> [Aim]
Each line that holds the word "going" should be returned.
- - -
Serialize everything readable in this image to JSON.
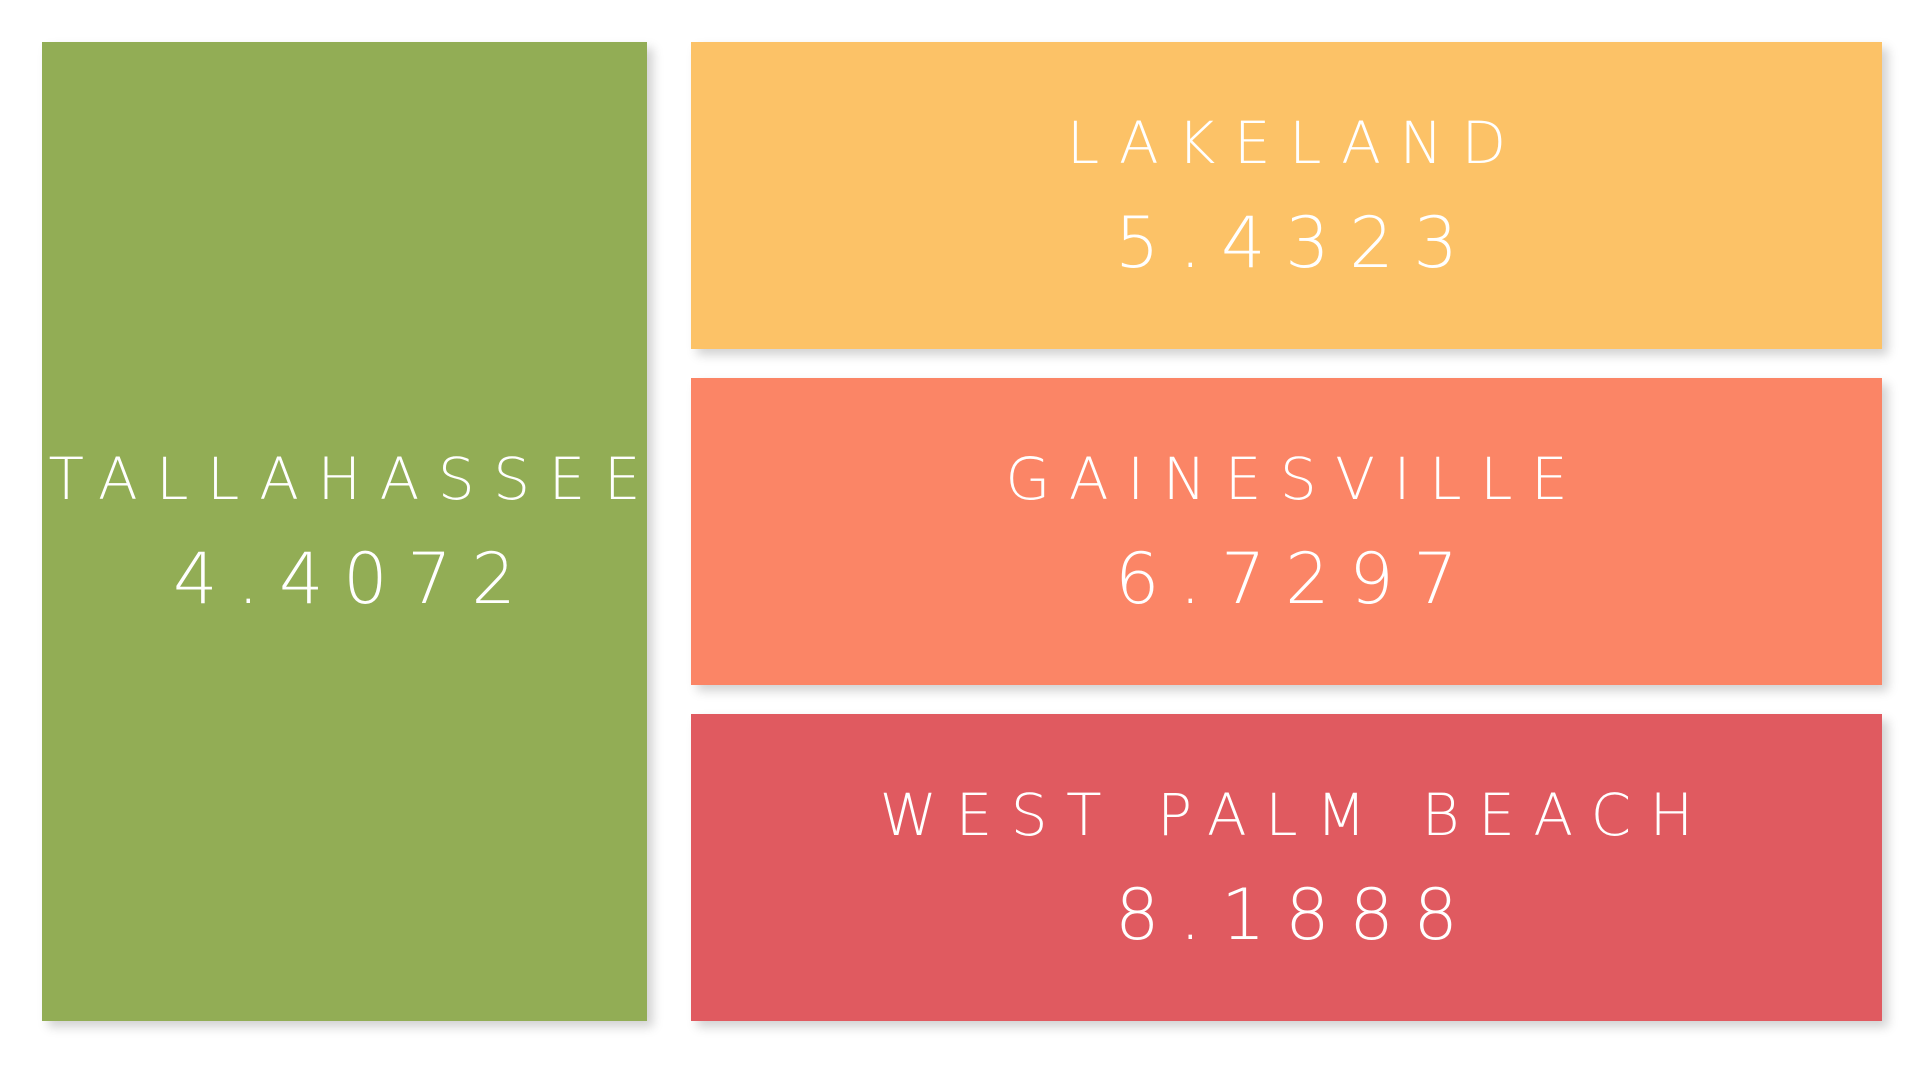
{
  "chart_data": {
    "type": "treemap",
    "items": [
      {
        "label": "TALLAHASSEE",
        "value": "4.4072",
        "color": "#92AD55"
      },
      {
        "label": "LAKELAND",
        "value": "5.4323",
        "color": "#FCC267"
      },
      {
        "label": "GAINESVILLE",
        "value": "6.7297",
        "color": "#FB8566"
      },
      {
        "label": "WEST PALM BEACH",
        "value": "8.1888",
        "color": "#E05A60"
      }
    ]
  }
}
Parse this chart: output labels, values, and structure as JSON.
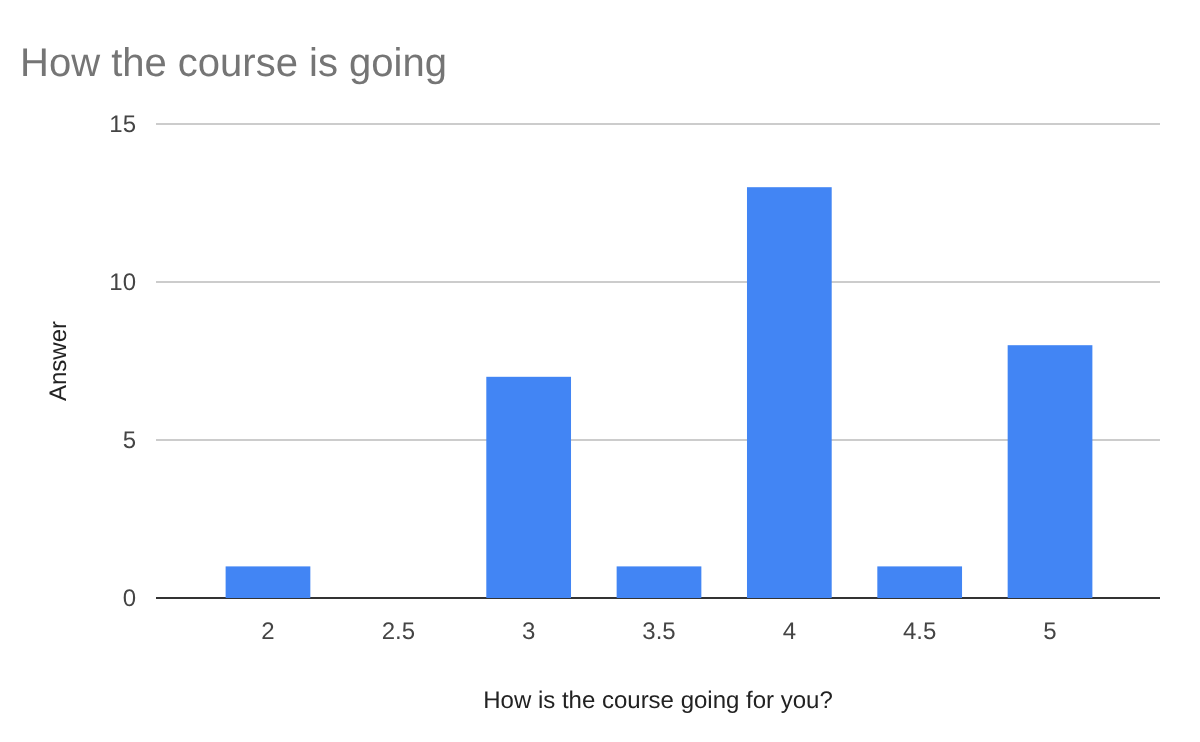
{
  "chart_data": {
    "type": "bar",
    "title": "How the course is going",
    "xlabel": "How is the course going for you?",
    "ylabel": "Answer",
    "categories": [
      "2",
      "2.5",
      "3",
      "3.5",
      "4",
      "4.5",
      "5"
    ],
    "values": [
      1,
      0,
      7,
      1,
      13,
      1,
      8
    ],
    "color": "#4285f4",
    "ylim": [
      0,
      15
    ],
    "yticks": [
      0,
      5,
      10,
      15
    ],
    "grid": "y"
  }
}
- - -
> [Finished task]
    "title": "How the course is going",
    "xlabel": "How is the course going for you?",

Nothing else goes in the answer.